WHAT IS EXPECTED –
Copy the lines holding the word "assignment", all of them.

ENTRIES SUPPLIED –

** BEGIN **

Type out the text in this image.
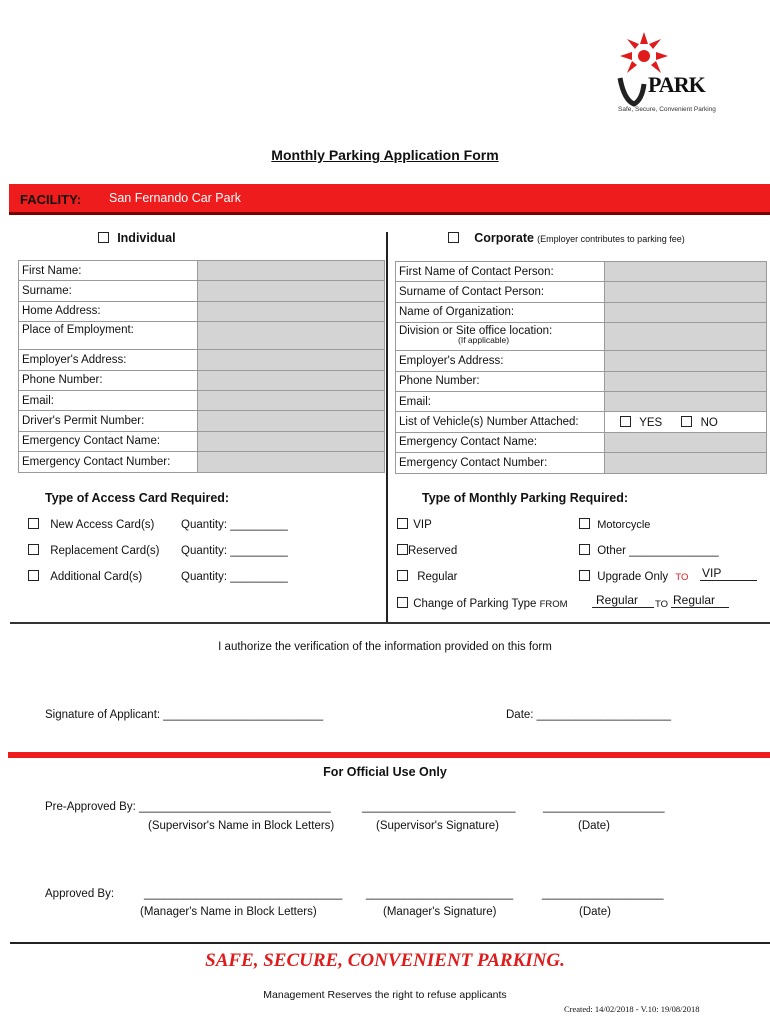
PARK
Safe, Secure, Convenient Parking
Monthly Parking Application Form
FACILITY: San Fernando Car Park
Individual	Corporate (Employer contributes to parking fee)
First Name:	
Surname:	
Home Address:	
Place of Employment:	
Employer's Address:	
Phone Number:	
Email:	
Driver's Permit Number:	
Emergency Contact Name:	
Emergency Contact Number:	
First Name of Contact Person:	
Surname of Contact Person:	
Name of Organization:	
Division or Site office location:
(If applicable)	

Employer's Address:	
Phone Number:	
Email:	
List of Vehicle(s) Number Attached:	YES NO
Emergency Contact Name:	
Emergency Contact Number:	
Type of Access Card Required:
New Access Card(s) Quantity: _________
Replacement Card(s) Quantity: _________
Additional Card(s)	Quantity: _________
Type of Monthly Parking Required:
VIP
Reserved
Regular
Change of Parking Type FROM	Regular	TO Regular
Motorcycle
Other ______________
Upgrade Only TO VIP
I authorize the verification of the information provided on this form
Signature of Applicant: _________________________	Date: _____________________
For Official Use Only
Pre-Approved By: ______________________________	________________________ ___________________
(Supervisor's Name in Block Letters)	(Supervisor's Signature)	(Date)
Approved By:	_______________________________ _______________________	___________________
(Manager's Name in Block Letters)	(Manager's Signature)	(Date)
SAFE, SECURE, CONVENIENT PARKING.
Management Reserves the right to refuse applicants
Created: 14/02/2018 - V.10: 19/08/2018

** END **
** BEGIN **

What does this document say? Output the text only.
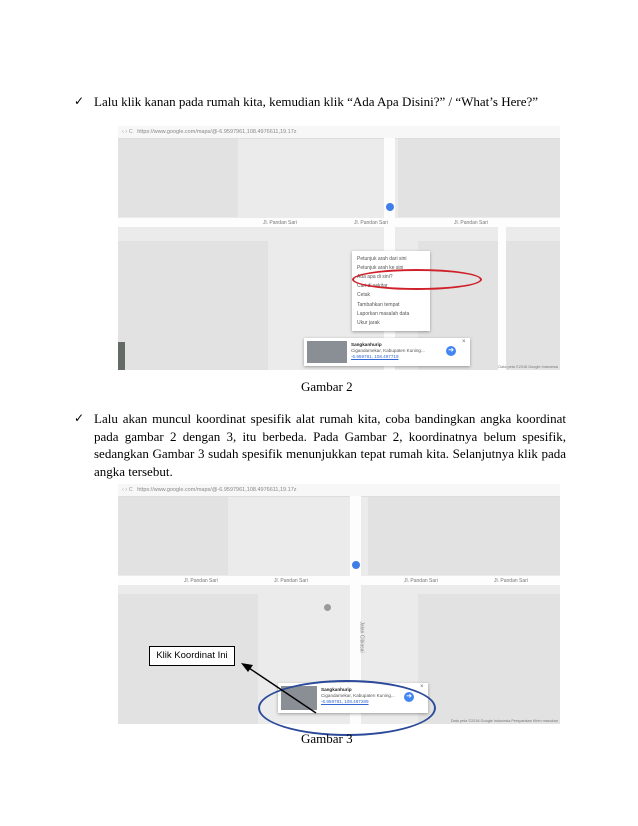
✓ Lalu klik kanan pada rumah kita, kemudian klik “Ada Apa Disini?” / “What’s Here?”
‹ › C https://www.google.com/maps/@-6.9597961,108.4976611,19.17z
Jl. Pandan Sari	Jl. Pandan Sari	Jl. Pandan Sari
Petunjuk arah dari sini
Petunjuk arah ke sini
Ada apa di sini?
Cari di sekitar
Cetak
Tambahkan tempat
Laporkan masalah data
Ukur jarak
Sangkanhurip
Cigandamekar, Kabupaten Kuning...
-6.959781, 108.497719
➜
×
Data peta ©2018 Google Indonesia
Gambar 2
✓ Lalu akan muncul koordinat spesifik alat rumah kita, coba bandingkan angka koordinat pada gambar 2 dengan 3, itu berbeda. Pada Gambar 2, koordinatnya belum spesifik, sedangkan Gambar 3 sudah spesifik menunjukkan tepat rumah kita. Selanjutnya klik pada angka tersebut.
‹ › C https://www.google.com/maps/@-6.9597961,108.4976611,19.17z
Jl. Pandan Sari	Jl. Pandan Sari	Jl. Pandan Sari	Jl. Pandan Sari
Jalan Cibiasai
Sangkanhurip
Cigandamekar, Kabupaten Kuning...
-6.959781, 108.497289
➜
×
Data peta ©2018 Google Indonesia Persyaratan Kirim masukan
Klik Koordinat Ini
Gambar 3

** END **
** BEGIN **

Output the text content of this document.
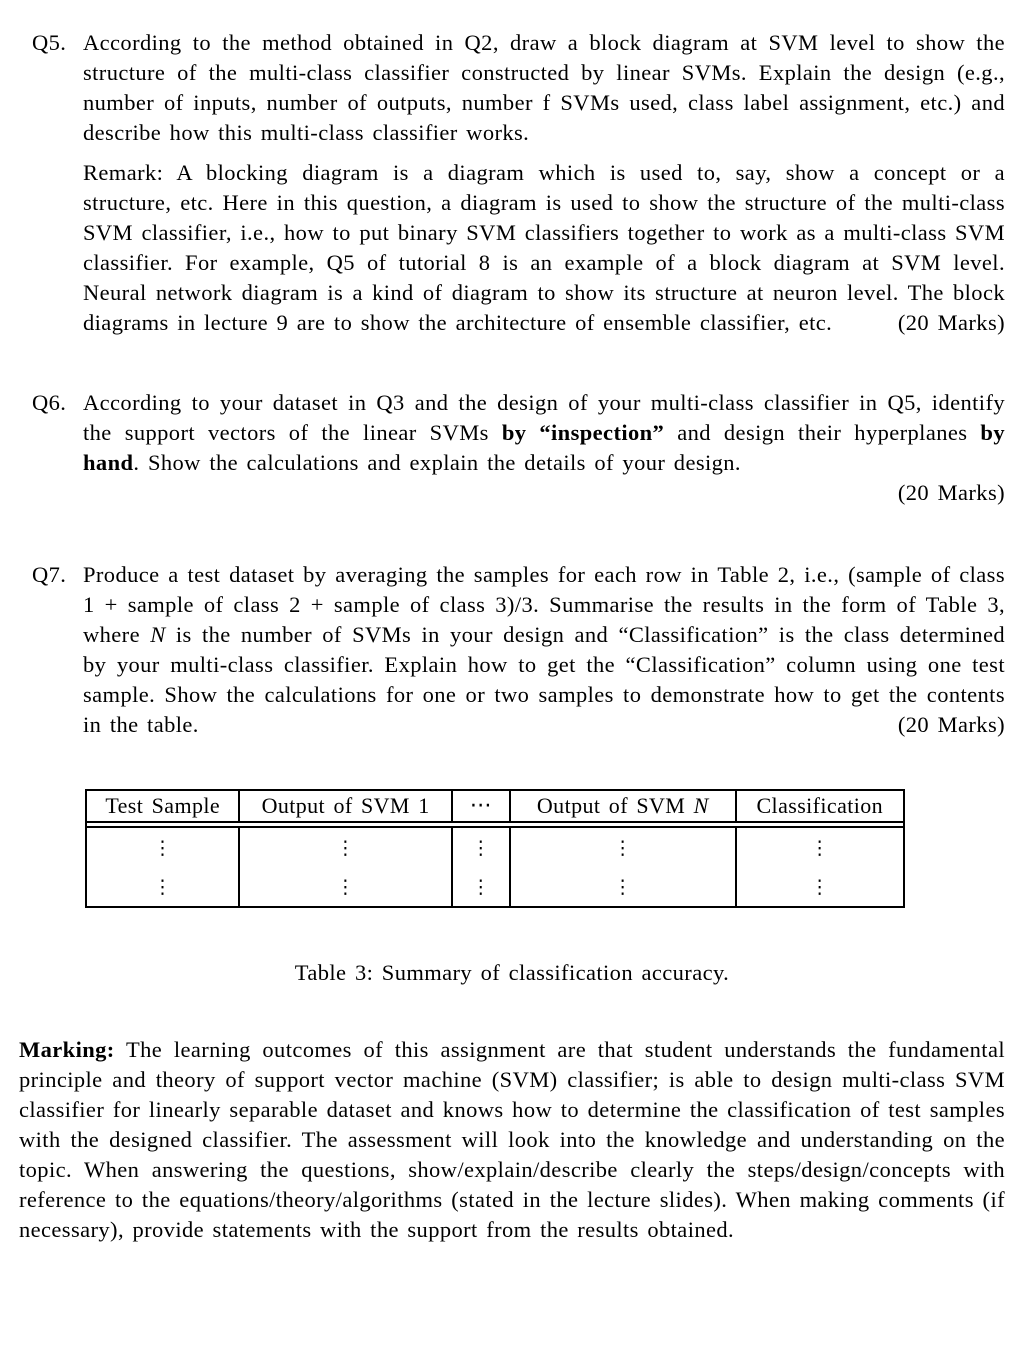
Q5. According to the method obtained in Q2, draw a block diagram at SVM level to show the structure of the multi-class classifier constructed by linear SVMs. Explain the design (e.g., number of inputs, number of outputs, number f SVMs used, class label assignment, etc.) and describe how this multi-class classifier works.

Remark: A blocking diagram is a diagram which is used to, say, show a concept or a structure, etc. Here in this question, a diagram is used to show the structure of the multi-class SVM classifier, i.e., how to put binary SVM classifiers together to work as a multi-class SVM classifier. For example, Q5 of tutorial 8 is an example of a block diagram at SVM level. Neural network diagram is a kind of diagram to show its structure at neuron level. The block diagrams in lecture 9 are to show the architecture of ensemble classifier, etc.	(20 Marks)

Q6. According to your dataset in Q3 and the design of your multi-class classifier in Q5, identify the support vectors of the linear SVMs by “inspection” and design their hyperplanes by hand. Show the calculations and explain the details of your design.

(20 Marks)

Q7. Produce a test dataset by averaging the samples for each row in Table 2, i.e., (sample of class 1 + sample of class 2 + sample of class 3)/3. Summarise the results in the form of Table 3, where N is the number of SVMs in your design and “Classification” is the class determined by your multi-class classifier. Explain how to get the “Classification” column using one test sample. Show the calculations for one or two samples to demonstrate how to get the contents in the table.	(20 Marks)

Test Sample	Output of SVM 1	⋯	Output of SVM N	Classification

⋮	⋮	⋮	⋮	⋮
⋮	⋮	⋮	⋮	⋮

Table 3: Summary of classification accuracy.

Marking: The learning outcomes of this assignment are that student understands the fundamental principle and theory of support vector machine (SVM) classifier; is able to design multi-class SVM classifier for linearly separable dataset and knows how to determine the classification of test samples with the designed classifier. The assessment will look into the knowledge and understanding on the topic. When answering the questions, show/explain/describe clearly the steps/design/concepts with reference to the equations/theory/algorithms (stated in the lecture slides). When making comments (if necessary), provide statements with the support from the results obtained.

** END **

COMPLETE OUTPUT –
Q5. According to the method obtained in Q2, draw a block diagram at SVM level to show the structure of the multi-class classifier constructed by linear SVMs. Explain the design (e.g., number of inputs, number of outputs, number f SVMs used, class label assignment, etc.) and describe how this multi-class classifier works.
Marking: The learning outcomes of this assignment are that student understands the fundamental principle and theory of support vector machine (SVM) classifier; is able to design multi-class SVM classifier for linearly separable dataset and knows how to determine the classification of test samples with the designed classifier. The assessment will look into the knowledge and understanding on the topic. When answering the questions, show/explain/describe clearly the steps/design/concepts with reference to the equations/theory/algorithms (stated in the lecture slides). When making comments (if necessary), provide statements with the support from the results obtained.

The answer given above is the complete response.